To do: Go through the data below and copy it exactly, skipping every picture.

** Begin Records provided **

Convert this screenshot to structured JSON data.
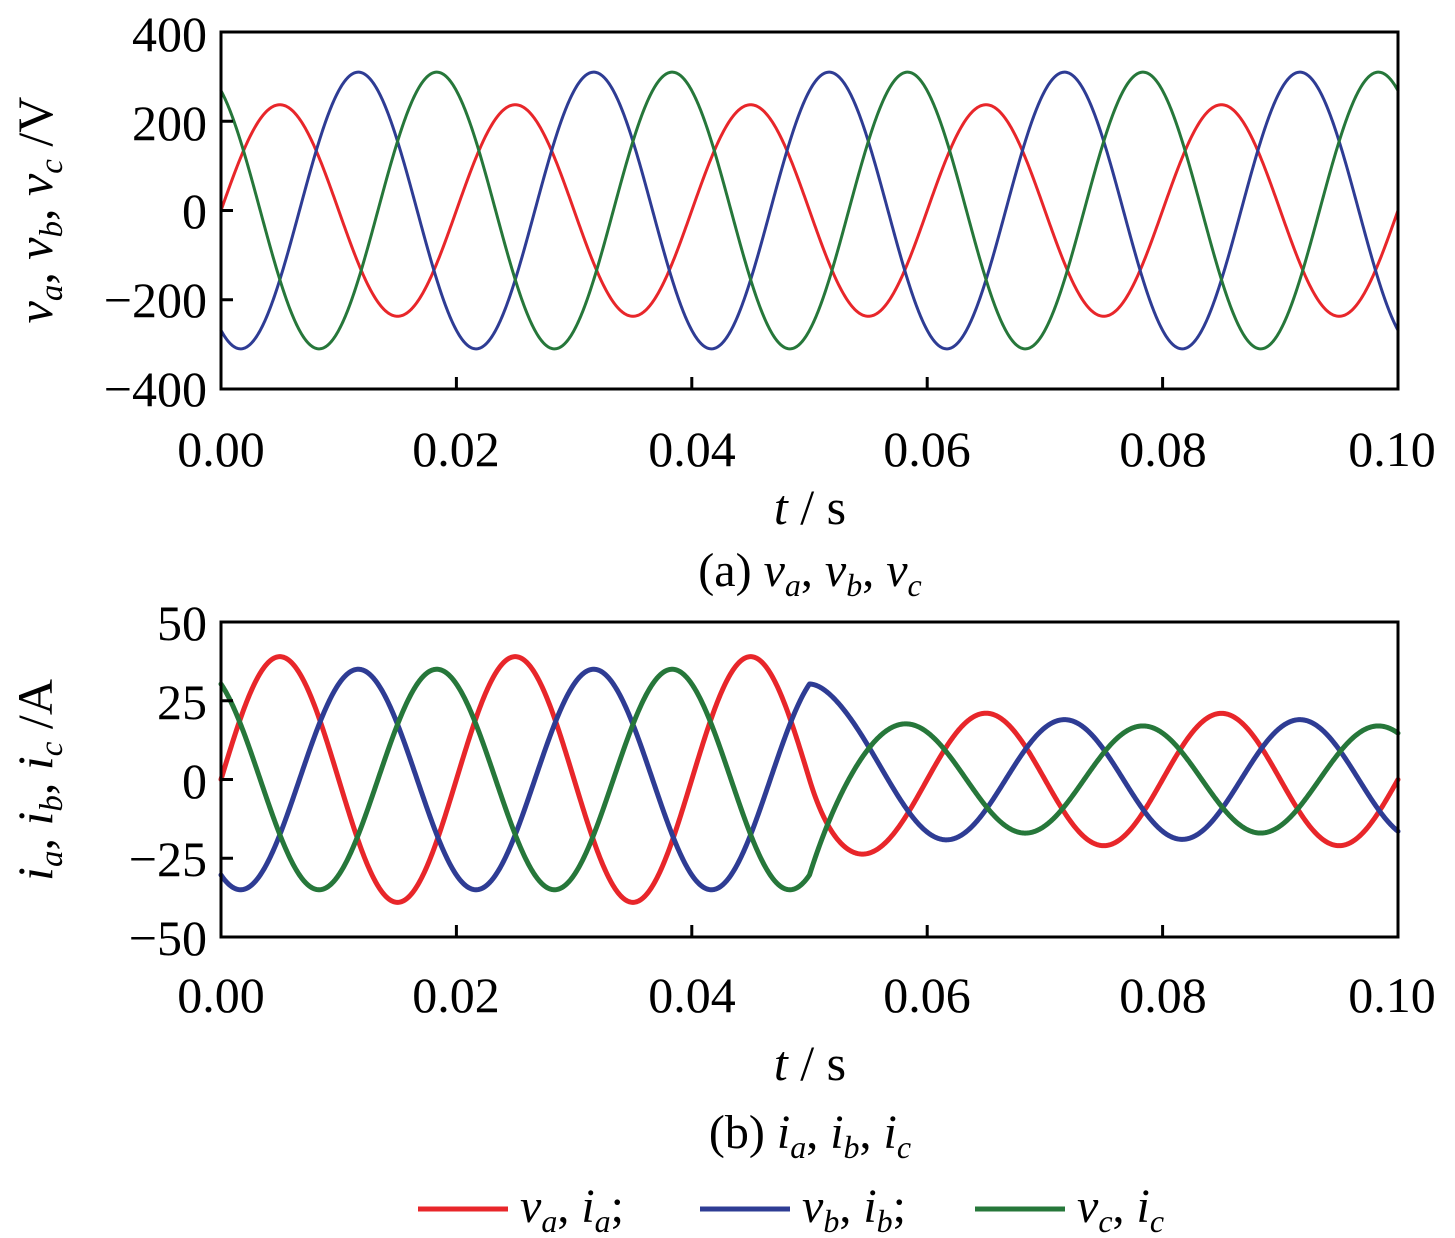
{
  "chart_data": [
    {
      "type": "line",
      "panel": "a",
      "caption": "(a) va, vb, vc",
      "xlabel": "t / s",
      "ylabel": "va, vb, vc /V",
      "xlim": [
        0,
        0.1
      ],
      "ylim": [
        -400,
        400
      ],
      "xticks": [
        "0.00",
        "0.02",
        "0.04",
        "0.06",
        "0.08",
        "0.10"
      ],
      "yticks": [
        "400",
        "200",
        "0",
        "−200",
        "−400"
      ],
      "frequency_hz": 50,
      "series": [
        {
          "name": "va",
          "color": "#e8262a",
          "amplitude": 237,
          "phase_deg": 0
        },
        {
          "name": "vb",
          "color": "#2e3c94",
          "amplitude": 310,
          "phase_deg": -120
        },
        {
          "name": "vc",
          "color": "#26773a",
          "amplitude": 310,
          "phase_deg": 120
        }
      ]
    },
    {
      "type": "line",
      "panel": "b",
      "caption": "(b) ia, ib, ic",
      "xlabel": "t / s",
      "ylabel": "ia, ib, ic /A",
      "xlim": [
        0,
        0.1
      ],
      "ylim": [
        -50,
        50
      ],
      "xticks": [
        "0.00",
        "0.02",
        "0.04",
        "0.06",
        "0.08",
        "0.10"
      ],
      "yticks": [
        "50",
        "25",
        "0",
        "−25",
        "−50"
      ],
      "frequency_hz": 50,
      "step_time": 0.05,
      "series": [
        {
          "name": "ia",
          "color": "#e8262a",
          "amplitude_before": 39,
          "amplitude_after": 21,
          "phase_deg": 0
        },
        {
          "name": "ib",
          "color": "#2e3c94",
          "amplitude_before": 35,
          "amplitude_after": 19,
          "phase_deg": -120
        },
        {
          "name": "ic",
          "color": "#26773a",
          "amplitude_before": 35,
          "amplitude_after": 17,
          "phase_deg": 120
        }
      ]
    }
  ],
  "legend": {
    "placement": "bottom",
    "entries": [
      {
        "label": "va, ia;",
        "color": "#e8262a"
      },
      {
        "label": "vb, ib;",
        "color": "#2e3c94"
      },
      {
        "label": "vc, ic",
        "color": "#26773a"
      }
    ]
  }
}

** End Records provided **

Answer to the problem:
Convert this screenshot to structured JSON data.
{
  "chart_data": [
    {
      "type": "line",
      "panel": "a",
      "caption": "(a) va, vb, vc",
      "xlabel": "t / s",
      "ylabel": "va, vb, vc /V",
      "xlim": [
        0,
        0.1
      ],
      "ylim": [
        -400,
        400
      ],
      "xticks": [
        "0.00",
        "0.02",
        "0.04",
        "0.06",
        "0.08",
        "0.10"
      ],
      "yticks": [
        "400",
        "200",
        "0",
        "−200",
        "−400"
      ],
      "frequency_hz": 50,
      "series": [
        {
          "name": "va",
          "color": "#e8262a",
          "amplitude": 237,
          "phase_deg": 0
        },
        {
          "name": "vb",
          "color": "#2e3c94",
          "amplitude": 310,
          "phase_deg": -120
        },
        {
          "name": "vc",
          "color": "#26773a",
          "amplitude": 310,
          "phase_deg": 120
        }
      ]
    },
    {
      "type": "line",
      "panel": "b",
      "caption": "(b) ia, ib, ic",
      "xlabel": "t / s",
      "ylabel": "ia, ib, ic /A",
      "xlim": [
        0,
        0.1
      ],
      "ylim": [
        -50,
        50
      ],
      "xticks": [
        "0.00",
        "0.02",
        "0.04",
        "0.06",
        "0.08",
        "0.10"
      ],
      "yticks": [
        "50",
        "25",
        "0",
        "−25",
        "−50"
      ],
      "frequency_hz": 50,
      "step_time": 0.05,
      "series": [
        {
          "name": "ia",
          "color": "#e8262a",
          "amplitude_before": 39,
          "amplitude_after": 21,
          "phase_deg": 0
        },
        {
          "name": "ib",
          "color": "#2e3c94",
          "amplitude_before": 35,
          "amplitude_after": 19,
          "phase_deg": -120
        },
        {
          "name": "ic",
          "color": "#26773a",
          "amplitude_before": 35,
          "amplitude_after": 17,
          "phase_deg": 120
        }
      ]
    }
  ],
  "legend": {
    "placement": "bottom",
    "entries": [
      {
        "label": "va, ia;",
        "color": "#e8262a"
      },
      {
        "label": "vb, ib;",
        "color": "#2e3c94"
      },
      {
        "label": "vc, ic",
        "color": "#26773a"
      }
    ]
  }
}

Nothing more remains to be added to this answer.